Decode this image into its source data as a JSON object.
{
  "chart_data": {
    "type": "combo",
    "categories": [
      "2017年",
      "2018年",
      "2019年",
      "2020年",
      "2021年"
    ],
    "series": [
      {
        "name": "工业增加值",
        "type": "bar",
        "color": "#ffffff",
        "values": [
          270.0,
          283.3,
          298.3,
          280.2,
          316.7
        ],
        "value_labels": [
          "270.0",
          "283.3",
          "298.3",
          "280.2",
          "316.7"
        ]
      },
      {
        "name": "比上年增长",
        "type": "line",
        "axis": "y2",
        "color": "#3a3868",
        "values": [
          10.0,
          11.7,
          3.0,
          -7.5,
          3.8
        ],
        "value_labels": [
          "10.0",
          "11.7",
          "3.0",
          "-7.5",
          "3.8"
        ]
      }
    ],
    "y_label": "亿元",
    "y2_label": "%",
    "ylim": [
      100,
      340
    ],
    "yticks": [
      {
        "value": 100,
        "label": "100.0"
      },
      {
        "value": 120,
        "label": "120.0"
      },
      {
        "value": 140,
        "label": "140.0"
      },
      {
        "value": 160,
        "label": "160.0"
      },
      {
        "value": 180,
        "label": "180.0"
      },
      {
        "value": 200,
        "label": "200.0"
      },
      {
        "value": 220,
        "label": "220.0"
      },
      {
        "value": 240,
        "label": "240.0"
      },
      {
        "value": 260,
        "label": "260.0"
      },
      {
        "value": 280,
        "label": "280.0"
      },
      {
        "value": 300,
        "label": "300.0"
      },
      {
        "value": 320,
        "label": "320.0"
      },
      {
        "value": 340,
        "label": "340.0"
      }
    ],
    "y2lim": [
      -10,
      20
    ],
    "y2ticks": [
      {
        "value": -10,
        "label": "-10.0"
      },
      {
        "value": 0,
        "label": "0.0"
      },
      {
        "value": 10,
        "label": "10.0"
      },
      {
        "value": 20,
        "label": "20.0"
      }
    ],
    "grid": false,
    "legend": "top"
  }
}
◇ ◇ ◇ ◇ ◇
**REQUIRED WORK:**
Output the records exactly, including every line.

**TASK RESPONSE:**
Decode this image into its source data as a JSON object.
{
  "chart_data": {
    "type": "combo",
    "categories": [
      "2017年",
      "2018年",
      "2019年",
      "2020年",
      "2021年"
    ],
    "series": [
      {
        "name": "工业增加值",
        "type": "bar",
        "color": "#ffffff",
        "values": [
          270.0,
          283.3,
          298.3,
          280.2,
          316.7
        ],
        "value_labels": [
          "270.0",
          "283.3",
          "298.3",
          "280.2",
          "316.7"
        ]
      },
      {
        "name": "比上年增长",
        "type": "line",
        "axis": "y2",
        "color": "#3a3868",
        "values": [
          10.0,
          11.7,
          3.0,
          -7.5,
          3.8
        ],
        "value_labels": [
          "10.0",
          "11.7",
          "3.0",
          "-7.5",
          "3.8"
        ]
      }
    ],
    "y_label": "亿元",
    "y2_label": "%",
    "ylim": [
      100,
      340
    ],
    "yticks": [
      {
        "value": 100,
        "label": "100.0"
      },
      {
        "value": 120,
        "label": "120.0"
      },
      {
        "value": 140,
        "label": "140.0"
      },
      {
        "value": 160,
        "label": "160.0"
      },
      {
        "value": 180,
        "label": "180.0"
      },
      {
        "value": 200,
        "label": "200.0"
      },
      {
        "value": 220,
        "label": "220.0"
      },
      {
        "value": 240,
        "label": "240.0"
      },
      {
        "value": 260,
        "label": "260.0"
      },
      {
        "value": 280,
        "label": "280.0"
      },
      {
        "value": 300,
        "label": "300.0"
      },
      {
        "value": 320,
        "label": "320.0"
      },
      {
        "value": 340,
        "label": "340.0"
      }
    ],
    "y2lim": [
      -10,
      20
    ],
    "y2ticks": [
      {
        "value": -10,
        "label": "-10.0"
      },
      {
        "value": 0,
        "label": "0.0"
      },
      {
        "value": 10,
        "label": "10.0"
      },
      {
        "value": 20,
        "label": "20.0"
      }
    ],
    "grid": false,
    "legend": "top"
  }
}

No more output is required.